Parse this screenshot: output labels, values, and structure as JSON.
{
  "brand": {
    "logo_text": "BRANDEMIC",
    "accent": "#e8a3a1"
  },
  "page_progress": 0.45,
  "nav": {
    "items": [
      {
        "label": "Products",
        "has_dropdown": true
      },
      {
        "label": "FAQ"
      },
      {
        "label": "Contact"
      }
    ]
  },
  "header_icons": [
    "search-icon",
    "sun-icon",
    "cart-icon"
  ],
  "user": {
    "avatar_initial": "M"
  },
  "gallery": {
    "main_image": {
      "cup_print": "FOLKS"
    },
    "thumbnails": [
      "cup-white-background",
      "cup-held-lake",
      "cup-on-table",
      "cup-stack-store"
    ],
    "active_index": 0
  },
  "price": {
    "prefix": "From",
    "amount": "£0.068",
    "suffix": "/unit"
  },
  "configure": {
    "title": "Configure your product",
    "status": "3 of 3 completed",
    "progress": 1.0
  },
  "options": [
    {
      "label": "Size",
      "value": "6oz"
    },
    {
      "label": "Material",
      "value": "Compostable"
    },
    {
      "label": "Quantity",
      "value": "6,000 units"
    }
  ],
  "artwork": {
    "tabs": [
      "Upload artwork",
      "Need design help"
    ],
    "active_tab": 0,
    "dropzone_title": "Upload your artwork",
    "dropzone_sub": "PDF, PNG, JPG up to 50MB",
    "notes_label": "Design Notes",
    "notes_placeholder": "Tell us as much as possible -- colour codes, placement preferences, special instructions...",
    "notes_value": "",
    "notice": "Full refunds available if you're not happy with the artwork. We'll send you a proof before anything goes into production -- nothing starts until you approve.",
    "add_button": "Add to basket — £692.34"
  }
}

## TASK PROMPT
Check each line of these records for the string "artwork" and state only how many lines have it.

## EXERCISE ANSWER
4